All lines in which the word "donde" occurs are to be extracted.

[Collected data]
━━━━━━━━━━━━━━━━━━━━━━━━━━━━━━

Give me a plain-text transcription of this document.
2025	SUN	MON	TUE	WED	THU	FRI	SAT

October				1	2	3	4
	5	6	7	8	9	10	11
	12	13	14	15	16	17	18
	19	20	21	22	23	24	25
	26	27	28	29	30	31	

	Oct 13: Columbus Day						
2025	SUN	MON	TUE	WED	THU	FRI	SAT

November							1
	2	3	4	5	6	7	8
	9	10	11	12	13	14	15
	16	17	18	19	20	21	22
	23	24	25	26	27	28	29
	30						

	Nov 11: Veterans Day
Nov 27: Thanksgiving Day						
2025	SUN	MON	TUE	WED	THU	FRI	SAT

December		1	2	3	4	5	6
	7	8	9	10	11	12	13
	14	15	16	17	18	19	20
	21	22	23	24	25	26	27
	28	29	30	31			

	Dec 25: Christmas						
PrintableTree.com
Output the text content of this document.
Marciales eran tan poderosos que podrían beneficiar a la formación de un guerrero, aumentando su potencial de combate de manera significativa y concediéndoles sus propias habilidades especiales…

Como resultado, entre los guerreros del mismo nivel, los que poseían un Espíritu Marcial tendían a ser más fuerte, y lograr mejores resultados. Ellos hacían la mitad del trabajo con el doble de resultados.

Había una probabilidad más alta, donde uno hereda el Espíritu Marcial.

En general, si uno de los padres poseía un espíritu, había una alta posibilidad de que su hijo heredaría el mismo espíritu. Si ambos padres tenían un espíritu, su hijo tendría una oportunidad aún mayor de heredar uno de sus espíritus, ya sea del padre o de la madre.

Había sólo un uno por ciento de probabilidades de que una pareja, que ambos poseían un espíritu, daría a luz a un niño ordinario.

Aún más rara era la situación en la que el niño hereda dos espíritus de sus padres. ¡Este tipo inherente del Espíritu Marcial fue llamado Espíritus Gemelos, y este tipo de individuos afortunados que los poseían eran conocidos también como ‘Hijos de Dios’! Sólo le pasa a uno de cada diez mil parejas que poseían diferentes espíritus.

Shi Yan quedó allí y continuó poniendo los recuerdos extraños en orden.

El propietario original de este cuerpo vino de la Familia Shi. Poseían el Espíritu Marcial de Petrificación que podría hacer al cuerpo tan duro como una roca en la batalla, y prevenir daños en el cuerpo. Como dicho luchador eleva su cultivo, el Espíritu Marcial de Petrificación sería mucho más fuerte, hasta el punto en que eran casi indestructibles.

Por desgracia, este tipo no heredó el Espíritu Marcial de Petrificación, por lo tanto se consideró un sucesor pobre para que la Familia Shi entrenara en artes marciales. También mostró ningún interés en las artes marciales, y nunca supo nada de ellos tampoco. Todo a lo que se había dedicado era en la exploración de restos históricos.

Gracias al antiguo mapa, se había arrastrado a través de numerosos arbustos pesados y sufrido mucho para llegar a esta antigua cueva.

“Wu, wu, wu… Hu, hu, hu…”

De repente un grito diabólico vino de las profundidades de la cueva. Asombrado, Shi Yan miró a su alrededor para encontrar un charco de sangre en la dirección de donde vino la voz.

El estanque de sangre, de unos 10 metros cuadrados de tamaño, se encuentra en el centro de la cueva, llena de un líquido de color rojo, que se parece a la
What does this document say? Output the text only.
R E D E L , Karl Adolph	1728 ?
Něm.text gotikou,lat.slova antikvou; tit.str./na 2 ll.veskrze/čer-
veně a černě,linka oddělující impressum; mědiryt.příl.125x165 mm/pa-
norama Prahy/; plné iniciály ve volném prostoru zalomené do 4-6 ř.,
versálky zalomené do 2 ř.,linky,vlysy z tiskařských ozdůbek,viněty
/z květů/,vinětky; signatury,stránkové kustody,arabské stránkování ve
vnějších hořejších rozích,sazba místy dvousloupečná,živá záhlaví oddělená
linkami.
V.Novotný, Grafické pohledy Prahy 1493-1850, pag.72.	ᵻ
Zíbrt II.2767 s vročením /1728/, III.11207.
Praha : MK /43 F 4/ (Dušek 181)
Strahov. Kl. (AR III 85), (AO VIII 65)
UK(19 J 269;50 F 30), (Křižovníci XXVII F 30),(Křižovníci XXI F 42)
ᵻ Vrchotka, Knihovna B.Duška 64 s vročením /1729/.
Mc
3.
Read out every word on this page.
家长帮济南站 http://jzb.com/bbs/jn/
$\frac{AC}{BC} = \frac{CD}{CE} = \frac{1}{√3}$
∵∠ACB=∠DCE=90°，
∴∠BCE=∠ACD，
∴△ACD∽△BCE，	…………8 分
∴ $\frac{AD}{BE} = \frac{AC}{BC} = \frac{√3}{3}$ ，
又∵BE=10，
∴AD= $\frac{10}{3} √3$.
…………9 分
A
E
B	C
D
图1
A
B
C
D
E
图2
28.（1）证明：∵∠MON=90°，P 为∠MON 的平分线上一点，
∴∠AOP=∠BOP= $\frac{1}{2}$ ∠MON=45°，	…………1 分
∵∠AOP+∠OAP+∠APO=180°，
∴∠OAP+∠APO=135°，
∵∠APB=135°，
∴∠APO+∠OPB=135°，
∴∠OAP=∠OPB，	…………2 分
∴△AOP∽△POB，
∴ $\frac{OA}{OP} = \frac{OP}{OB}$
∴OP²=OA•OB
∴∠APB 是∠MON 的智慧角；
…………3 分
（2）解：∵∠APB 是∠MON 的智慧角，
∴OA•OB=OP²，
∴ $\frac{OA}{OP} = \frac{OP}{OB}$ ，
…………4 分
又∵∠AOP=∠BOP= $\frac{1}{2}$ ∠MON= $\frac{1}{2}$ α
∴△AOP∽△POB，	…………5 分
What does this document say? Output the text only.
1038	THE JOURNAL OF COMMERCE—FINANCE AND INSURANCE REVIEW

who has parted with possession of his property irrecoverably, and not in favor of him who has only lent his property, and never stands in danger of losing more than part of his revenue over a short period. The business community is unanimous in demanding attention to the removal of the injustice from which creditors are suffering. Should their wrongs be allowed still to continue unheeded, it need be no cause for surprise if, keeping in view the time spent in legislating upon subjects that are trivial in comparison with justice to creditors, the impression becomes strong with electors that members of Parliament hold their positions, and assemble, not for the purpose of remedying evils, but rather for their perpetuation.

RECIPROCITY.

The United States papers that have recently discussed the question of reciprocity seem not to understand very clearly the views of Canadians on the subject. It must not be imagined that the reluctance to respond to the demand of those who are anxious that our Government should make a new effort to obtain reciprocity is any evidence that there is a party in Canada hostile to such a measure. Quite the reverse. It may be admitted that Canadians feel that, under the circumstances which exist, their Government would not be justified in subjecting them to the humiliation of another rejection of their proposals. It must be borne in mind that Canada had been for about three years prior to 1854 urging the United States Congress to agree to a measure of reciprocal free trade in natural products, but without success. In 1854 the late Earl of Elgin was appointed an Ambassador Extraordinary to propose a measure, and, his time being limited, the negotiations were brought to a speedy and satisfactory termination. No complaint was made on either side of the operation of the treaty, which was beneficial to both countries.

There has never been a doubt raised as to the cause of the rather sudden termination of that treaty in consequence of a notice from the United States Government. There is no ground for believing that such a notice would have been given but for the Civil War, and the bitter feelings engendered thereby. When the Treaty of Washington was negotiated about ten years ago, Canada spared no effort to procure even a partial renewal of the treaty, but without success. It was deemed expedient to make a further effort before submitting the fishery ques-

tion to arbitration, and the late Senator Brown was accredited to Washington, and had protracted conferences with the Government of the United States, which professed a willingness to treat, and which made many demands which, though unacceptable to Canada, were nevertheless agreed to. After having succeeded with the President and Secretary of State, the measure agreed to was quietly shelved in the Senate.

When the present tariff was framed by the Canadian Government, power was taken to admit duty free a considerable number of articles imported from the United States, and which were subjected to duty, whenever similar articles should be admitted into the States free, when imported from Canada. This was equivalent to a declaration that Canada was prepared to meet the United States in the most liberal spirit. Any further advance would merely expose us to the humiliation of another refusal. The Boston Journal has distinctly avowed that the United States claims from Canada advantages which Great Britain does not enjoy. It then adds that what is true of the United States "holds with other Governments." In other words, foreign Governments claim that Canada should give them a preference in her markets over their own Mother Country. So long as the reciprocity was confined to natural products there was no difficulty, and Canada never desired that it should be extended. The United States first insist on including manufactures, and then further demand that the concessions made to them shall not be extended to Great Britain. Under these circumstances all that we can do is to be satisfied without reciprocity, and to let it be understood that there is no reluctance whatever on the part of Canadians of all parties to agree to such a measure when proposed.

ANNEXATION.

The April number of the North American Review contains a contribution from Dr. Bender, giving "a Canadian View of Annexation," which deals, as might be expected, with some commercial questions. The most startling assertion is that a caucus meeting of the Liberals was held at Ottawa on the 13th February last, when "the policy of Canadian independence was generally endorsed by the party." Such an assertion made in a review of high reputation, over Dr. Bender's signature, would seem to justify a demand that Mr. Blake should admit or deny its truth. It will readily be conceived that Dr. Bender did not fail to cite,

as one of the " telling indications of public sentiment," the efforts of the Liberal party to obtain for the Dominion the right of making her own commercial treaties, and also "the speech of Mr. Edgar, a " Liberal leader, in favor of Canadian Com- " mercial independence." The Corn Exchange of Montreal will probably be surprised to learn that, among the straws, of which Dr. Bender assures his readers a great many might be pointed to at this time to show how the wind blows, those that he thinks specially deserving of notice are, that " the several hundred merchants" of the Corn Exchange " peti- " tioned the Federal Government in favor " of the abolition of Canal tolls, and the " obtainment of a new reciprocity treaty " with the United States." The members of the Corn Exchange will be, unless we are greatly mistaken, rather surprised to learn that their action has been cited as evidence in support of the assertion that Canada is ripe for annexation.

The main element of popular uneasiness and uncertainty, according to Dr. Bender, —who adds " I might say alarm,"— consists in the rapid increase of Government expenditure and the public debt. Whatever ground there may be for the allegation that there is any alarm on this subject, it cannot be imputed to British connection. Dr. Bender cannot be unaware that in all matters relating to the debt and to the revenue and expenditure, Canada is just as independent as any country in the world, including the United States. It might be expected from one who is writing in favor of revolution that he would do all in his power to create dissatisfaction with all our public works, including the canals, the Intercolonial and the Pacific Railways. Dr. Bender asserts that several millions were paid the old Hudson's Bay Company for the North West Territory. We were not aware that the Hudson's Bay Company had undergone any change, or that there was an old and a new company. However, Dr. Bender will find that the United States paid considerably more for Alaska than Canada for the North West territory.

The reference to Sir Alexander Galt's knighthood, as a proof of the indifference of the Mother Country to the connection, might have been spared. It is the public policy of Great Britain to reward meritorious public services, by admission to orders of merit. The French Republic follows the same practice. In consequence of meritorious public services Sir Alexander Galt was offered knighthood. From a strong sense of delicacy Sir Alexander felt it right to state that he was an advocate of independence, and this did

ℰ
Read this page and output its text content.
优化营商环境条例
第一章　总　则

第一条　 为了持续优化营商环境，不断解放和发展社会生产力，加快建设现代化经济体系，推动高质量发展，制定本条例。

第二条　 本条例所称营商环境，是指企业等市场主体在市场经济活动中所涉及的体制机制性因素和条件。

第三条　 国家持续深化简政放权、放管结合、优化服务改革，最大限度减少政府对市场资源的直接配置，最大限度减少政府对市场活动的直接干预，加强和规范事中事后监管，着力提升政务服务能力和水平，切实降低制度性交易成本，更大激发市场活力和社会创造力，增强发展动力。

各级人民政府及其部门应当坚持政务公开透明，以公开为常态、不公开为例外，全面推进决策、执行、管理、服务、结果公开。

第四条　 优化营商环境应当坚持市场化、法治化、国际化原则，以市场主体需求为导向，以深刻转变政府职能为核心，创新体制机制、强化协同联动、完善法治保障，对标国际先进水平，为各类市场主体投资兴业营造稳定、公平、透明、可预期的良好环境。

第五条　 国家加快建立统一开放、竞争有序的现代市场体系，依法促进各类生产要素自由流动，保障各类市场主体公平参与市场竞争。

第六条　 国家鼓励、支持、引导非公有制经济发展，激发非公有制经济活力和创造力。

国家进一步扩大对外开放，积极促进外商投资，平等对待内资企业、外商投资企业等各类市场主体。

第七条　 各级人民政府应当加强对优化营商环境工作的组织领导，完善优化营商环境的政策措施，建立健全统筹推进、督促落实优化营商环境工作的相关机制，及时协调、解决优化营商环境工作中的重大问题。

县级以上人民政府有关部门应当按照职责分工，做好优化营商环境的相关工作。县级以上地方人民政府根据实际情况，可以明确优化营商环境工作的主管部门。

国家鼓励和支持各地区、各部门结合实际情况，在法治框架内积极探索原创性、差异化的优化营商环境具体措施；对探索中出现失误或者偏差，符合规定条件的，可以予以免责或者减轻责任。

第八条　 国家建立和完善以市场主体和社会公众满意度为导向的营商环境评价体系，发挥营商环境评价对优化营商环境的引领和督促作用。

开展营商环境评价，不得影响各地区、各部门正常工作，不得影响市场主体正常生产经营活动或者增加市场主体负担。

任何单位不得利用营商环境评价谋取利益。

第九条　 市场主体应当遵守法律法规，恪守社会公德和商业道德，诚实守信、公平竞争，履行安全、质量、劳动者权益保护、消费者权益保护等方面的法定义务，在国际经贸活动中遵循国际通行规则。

━━━━━━━━━━━━━━━━━━━━━━━━━━━━━━

**The solution:**
Había una probabilidad más alta, donde uno hereda el Espíritu Marcial.
De repente un grito diabólico vino de las profundidades de la cueva. Asombrado, Shi Yan miró a su alrededor para encontrar un charco de sangre en la dirección de donde vino la voz.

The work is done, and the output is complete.